§ **Task requirements**
Below is a listing. Gather each line of it that contains "VETERANS".

§ **Dataset items**
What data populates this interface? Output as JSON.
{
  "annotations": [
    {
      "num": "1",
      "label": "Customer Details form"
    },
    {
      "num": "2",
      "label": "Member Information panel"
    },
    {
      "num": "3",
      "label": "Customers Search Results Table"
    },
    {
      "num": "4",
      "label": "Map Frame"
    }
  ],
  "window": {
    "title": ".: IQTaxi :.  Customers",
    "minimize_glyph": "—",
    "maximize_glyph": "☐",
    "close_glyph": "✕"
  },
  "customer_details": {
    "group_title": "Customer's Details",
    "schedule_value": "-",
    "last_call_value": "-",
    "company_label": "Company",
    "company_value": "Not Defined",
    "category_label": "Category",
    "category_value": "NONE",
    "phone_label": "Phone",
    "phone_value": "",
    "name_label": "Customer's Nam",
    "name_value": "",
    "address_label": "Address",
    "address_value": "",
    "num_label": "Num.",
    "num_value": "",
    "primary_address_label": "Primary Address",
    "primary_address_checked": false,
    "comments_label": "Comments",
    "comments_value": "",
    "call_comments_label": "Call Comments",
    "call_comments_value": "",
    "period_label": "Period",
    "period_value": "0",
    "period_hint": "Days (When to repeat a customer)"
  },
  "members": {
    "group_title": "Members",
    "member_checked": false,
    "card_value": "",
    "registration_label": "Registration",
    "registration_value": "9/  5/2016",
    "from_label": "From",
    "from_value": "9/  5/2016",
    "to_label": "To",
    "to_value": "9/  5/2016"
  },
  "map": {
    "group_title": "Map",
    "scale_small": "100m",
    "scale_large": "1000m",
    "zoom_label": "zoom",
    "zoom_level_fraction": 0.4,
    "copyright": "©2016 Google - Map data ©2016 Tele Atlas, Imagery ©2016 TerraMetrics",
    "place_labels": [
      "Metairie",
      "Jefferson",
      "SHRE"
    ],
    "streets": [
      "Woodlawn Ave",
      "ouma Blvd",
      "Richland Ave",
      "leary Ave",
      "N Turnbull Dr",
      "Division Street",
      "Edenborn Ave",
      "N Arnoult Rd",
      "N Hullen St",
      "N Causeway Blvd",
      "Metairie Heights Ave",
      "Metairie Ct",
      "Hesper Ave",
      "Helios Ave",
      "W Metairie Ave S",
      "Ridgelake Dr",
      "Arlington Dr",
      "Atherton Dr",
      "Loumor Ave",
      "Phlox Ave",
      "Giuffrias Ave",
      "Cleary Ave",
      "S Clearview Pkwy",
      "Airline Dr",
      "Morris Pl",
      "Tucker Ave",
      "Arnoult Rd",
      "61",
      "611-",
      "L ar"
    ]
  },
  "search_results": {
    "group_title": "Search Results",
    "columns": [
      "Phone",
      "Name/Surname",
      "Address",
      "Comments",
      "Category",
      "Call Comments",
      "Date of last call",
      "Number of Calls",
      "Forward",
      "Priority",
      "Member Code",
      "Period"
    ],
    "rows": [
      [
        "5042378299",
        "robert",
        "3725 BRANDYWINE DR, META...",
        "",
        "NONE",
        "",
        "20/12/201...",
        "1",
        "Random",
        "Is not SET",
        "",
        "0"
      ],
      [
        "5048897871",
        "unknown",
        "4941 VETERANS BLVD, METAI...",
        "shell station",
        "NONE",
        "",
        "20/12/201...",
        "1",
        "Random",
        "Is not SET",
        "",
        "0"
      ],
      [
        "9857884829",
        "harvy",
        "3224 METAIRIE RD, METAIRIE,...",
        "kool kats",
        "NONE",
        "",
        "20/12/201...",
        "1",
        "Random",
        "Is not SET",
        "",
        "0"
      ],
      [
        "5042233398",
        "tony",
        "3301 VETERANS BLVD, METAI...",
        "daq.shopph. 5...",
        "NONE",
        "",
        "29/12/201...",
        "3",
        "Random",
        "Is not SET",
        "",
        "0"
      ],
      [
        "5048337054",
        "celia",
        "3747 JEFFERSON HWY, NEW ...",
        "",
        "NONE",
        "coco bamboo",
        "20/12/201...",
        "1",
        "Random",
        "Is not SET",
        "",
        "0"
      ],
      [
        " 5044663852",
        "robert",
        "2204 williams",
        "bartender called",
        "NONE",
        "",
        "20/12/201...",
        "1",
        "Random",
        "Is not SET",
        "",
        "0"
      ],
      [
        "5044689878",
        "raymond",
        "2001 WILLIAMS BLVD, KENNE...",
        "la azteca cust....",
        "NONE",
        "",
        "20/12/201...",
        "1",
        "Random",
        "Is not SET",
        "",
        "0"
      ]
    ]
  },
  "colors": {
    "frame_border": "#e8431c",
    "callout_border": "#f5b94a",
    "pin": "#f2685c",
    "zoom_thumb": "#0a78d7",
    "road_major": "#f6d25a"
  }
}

§ **Expected answer**
        "4941 VETERANS BLVD, METAI...",
        "3301 VETERANS BLVD, METAI...",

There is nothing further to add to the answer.